**Page text:**
Seriously, who the heck put their stinkin’ dogs in my mini-van?!

Um. Yeah. Not my mini-van.

It’s a bit terrifying how long it took to realize my mistake.

No one in the van was happy…and somebody definitely peed a little.

Here’s the deal: Don’t climb into someone else’s mini-van uninvited. It doesn’t matter how much it looks like yours. Same goes for our lives. Someone may appear to have a similar life, outlook, circumstance, parenting triumph or woe – but until you’ve entered in, you’ve no clue what’s really going on inside.

Never assume. It’s a waste of time. And don’t barge in. It’s too risky.

Wait to be invited.

This can be so tricky. Especially if the door of their life appears wide open.  Dusty goldfish are pouring out, the leaking juice box under the backpack has puddled next to a runaway credit card. You just want to offering a suggestion…right?! Stop. There could be some snarling teeth in there. Someone’s going to get hurt.

**Task goal:** In the mini-van story, what should you wait for before entering someone else's life? This data has no connection to the mini-van story.

(Collection entries)
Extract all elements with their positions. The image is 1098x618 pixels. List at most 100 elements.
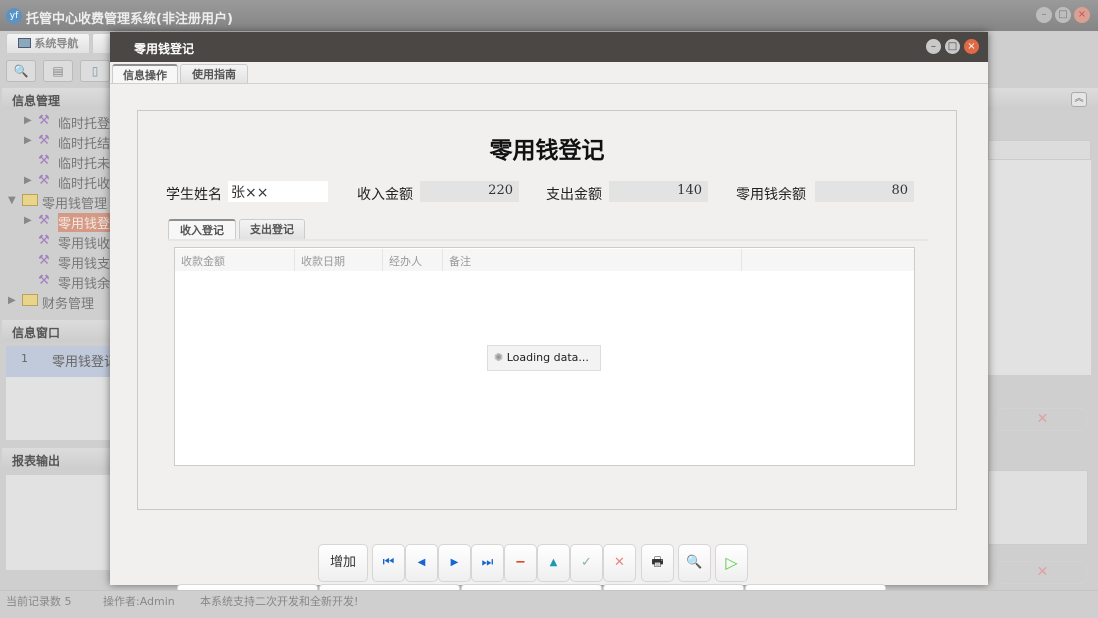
document-icon[interactable]: ▯ <box>80 60 110 82</box>
tree-item-label: 临时托登 <box>58 117 110 132</box>
tree-item-label: 零用钱登 <box>58 213 110 232</box>
tree-item[interactable]: ⚒ 零用钱余 <box>0 272 110 292</box>
dialog-title-bar: 零用钱登记 <box>110 32 988 62</box>
dialog-allowance-register: 零用钱登记 – □ × 信息操作 使用指南 零用钱登记 学生姓名 张×× 收入金… <box>110 32 988 609</box>
form-heading: 零用钱登记 <box>489 137 605 164</box>
report-output-label: 报表输出 <box>12 454 61 468</box>
balance-field: 80 <box>815 181 914 202</box>
tree-item[interactable]: ▼ 零用钱管理 <box>0 192 110 212</box>
col-filler <box>742 249 914 271</box>
tab-info-operation[interactable]: 信息操作 <box>112 64 178 84</box>
tree-item[interactable]: ⚒ 零用钱支 <box>0 252 110 272</box>
cancel-button[interactable]: ✕ <box>603 544 636 582</box>
income-grid: 收款金额 收款日期 经办人 备注 ✺ Loading data... <box>174 247 915 466</box>
tree-item[interactable]: ▶ 财务管理 <box>0 292 110 312</box>
spinner-icon: ✺ <box>494 351 504 364</box>
prev-record-button[interactable]: ◀ <box>405 544 438 582</box>
status-message: 本系统支持二次开发和全新开发! <box>200 595 359 608</box>
loading-text: Loading data... <box>506 351 589 364</box>
tree-item-label: 零用钱余 <box>58 277 110 292</box>
tree-item[interactable]: ⚒ 零用钱收 <box>0 232 110 252</box>
student-name-label: 学生姓名 <box>166 187 222 203</box>
maximize-button[interactable]: □ <box>1055 7 1071 23</box>
next-record-button[interactable]: ▶ <box>438 544 471 582</box>
tab-system-nav-label: 系统导航 <box>34 37 79 50</box>
add-button[interactable]: 增加 <box>318 544 368 582</box>
right-cancel-button-1[interactable]: ✕ <box>998 408 1087 431</box>
tree-item[interactable]: ▶ ⚒ 零用钱登 <box>0 212 110 232</box>
col-date[interactable]: 收款日期 <box>295 249 383 271</box>
dialog-minimize-button[interactable]: – <box>926 39 941 54</box>
col-amount[interactable]: 收款金额 <box>175 249 295 271</box>
list-icon[interactable]: ▤ <box>43 60 73 82</box>
income-label: 收入金额 <box>357 187 413 203</box>
report-output-header: 报表输出 <box>2 448 112 470</box>
tab-system-nav[interactable]: 系统导航 <box>6 33 90 53</box>
col-remark[interactable]: 备注 <box>443 249 742 271</box>
last-record-button[interactable]: ⏭ <box>471 544 504 582</box>
tree-item[interactable]: ▶ ⚒ 临时托登 <box>0 112 110 132</box>
tool-icon: ⚒ <box>38 273 50 288</box>
save-button[interactable]: ✓ <box>570 544 603 582</box>
loading-indicator: ✺ Loading data... <box>487 345 601 371</box>
subtab-divider <box>168 239 928 241</box>
search-icon[interactable]: 🔍 <box>6 60 36 82</box>
dialog-maximize-button[interactable]: □ <box>945 39 960 54</box>
collapse-icon[interactable]: ︽ <box>1071 92 1087 107</box>
window-row-label: 零用钱登记 <box>52 355 118 370</box>
tree-item-label: 财务管理 <box>42 297 95 312</box>
right-grid <box>988 160 1091 375</box>
tree-item[interactable]: ⚒ 临时托未 <box>0 152 110 172</box>
app-title-bar: 托管中心收费管理系统(非注册用户) <box>0 0 1098 31</box>
edit-button[interactable]: ▲ <box>537 544 570 582</box>
collapsed-arrow-icon[interactable]: ▶ <box>8 295 16 306</box>
right-grid-2 <box>988 470 1088 545</box>
tool-icon: ⚒ <box>38 133 50 148</box>
expanded-arrow-icon[interactable]: ▼ <box>8 195 16 206</box>
expand-arrow-icon[interactable]: ▶ <box>24 115 32 126</box>
folder-icon <box>22 294 38 306</box>
report-list <box>6 475 110 570</box>
window-row[interactable]: 1 零用钱登记 <box>6 346 117 377</box>
monitor-icon <box>17 38 31 48</box>
first-record-button[interactable]: ⏮ <box>372 544 405 582</box>
run-icon[interactable]: ▷ <box>715 544 748 582</box>
tool-icon: ⚒ <box>38 173 50 188</box>
expense-label: 支出金额 <box>546 187 602 203</box>
folder-icon <box>22 194 38 206</box>
delete-button[interactable]: − <box>504 544 537 582</box>
window-row-number: 1 <box>21 352 28 365</box>
record-count: 当前记录数 5 <box>6 595 72 608</box>
print-icon[interactable]: 🖶 <box>641 544 674 582</box>
operator: 操作者:Admin <box>103 595 175 608</box>
tool-icon: ⚒ <box>38 113 50 128</box>
tab-expense-register[interactable]: 支出登记 <box>239 219 305 239</box>
tab-user-guide[interactable]: 使用指南 <box>180 64 248 84</box>
minimize-button[interactable]: – <box>1036 7 1052 23</box>
tool-icon: ⚒ <box>38 253 50 268</box>
tree-item-label: 零用钱收 <box>58 237 110 252</box>
right-grid-header <box>988 140 1091 160</box>
tab-income-register[interactable]: 收入登记 <box>168 219 236 239</box>
tool-icon: ⚒ <box>38 233 50 248</box>
right-cancel-button-2[interactable]: ✕ <box>998 561 1087 584</box>
preview-icon[interactable]: 🔍 <box>678 544 711 582</box>
col-handler[interactable]: 经办人 <box>383 249 443 271</box>
info-window-header: 信息窗口 <box>2 320 112 342</box>
tree-item[interactable]: ▶ ⚒ 临时托结 <box>0 132 110 152</box>
student-name-input[interactable]: 张×× <box>228 181 328 202</box>
income-field: 220 <box>420 181 519 202</box>
expand-arrow-icon[interactable]: ▶ <box>24 135 32 146</box>
tab-second[interactable] <box>92 33 112 53</box>
tree-item-label: 零用钱管理 <box>42 197 108 212</box>
expand-arrow-icon[interactable]: ▶ <box>24 175 32 186</box>
tree-item-label: 零用钱支 <box>58 257 110 272</box>
expense-field: 140 <box>609 181 708 202</box>
info-window-label: 信息窗口 <box>12 326 61 340</box>
close-button[interactable]: × <box>1074 7 1090 23</box>
tree-item[interactable]: ▶ ⚒ 临时托收 <box>0 172 110 192</box>
tool-icon: ⚒ <box>38 153 50 168</box>
dialog-close-button[interactable]: × <box>964 39 979 54</box>
tab-divider <box>110 83 988 84</box>
expand-arrow-icon[interactable]: ▶ <box>24 215 32 226</box>
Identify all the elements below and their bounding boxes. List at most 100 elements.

**Written answer:** To be invited.